*What is expected:* Check every line below for the word "following" and show those that hold it.

*Supplied material:*
|---|

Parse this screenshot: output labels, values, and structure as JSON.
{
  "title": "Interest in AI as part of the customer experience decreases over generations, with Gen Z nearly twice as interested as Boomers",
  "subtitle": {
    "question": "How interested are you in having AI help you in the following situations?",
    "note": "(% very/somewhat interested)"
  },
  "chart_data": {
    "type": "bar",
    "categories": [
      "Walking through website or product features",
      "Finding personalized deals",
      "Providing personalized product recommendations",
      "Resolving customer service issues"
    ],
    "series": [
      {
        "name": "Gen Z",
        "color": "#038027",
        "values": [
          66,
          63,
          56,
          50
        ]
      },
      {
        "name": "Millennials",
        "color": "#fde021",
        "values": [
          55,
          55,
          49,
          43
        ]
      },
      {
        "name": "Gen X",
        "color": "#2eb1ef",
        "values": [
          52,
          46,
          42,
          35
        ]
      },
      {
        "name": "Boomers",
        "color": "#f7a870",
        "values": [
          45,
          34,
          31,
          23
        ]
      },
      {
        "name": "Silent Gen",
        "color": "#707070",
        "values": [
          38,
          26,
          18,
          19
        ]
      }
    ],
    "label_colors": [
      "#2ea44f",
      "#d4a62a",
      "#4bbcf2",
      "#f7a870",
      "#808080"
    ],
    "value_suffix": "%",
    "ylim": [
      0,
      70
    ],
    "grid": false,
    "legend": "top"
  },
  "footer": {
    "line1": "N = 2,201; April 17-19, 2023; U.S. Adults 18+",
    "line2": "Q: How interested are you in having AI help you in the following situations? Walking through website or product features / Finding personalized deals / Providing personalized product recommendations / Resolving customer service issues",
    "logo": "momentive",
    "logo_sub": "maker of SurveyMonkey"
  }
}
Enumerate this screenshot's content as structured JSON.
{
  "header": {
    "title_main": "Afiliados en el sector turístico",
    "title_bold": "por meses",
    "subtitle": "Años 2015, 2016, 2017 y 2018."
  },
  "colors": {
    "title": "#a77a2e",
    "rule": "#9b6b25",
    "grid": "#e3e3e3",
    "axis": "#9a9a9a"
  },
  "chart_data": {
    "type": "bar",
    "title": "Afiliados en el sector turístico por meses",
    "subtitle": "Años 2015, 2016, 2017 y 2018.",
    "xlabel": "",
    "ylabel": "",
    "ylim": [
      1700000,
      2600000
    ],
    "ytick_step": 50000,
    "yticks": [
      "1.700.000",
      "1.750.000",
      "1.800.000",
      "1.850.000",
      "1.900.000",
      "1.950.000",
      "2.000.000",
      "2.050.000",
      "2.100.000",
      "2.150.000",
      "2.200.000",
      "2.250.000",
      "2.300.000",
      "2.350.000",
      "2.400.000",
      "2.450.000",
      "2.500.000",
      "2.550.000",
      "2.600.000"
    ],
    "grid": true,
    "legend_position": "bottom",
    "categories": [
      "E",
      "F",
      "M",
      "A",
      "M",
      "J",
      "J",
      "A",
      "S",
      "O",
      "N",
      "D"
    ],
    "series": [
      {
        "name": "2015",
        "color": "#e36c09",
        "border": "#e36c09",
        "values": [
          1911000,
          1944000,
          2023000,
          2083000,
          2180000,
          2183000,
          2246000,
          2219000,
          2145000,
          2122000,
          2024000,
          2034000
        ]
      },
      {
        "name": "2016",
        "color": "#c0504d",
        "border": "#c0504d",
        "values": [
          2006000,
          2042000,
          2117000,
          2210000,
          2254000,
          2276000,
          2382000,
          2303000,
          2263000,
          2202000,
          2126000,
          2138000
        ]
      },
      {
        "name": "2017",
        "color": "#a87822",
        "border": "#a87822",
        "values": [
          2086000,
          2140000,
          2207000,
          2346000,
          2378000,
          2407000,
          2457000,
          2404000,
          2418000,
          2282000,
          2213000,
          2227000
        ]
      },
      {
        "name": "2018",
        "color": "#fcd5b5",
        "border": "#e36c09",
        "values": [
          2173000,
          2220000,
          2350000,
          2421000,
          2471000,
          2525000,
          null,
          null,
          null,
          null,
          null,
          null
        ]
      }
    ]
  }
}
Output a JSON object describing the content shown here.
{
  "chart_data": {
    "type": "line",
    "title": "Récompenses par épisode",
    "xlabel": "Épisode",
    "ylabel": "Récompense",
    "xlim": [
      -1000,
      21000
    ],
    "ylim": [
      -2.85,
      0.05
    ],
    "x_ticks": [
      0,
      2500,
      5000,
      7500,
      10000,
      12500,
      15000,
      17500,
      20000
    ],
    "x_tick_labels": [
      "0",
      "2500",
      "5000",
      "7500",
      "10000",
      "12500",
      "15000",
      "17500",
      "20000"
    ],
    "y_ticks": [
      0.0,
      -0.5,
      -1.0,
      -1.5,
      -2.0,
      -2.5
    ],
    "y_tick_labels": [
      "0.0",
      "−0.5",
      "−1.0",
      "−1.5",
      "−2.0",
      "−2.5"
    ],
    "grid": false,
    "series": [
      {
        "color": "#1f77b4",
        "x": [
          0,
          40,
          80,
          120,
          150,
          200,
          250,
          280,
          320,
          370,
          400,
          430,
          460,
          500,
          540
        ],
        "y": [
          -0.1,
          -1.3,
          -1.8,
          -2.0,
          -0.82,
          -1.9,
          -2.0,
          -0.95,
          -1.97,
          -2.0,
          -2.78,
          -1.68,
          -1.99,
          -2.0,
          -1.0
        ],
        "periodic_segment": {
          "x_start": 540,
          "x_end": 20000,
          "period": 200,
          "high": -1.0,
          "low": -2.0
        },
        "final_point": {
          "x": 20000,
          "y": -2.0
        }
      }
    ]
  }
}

|---|

*The answer:*
    "question": "How interested are you in having AI help you in the following situations?",
    "line2": "Q: How interested are you in having AI help you in the following situations? Walking through website or product features / Finding personalized deals / Providing personalized product recommendations / Resolving customer service issues",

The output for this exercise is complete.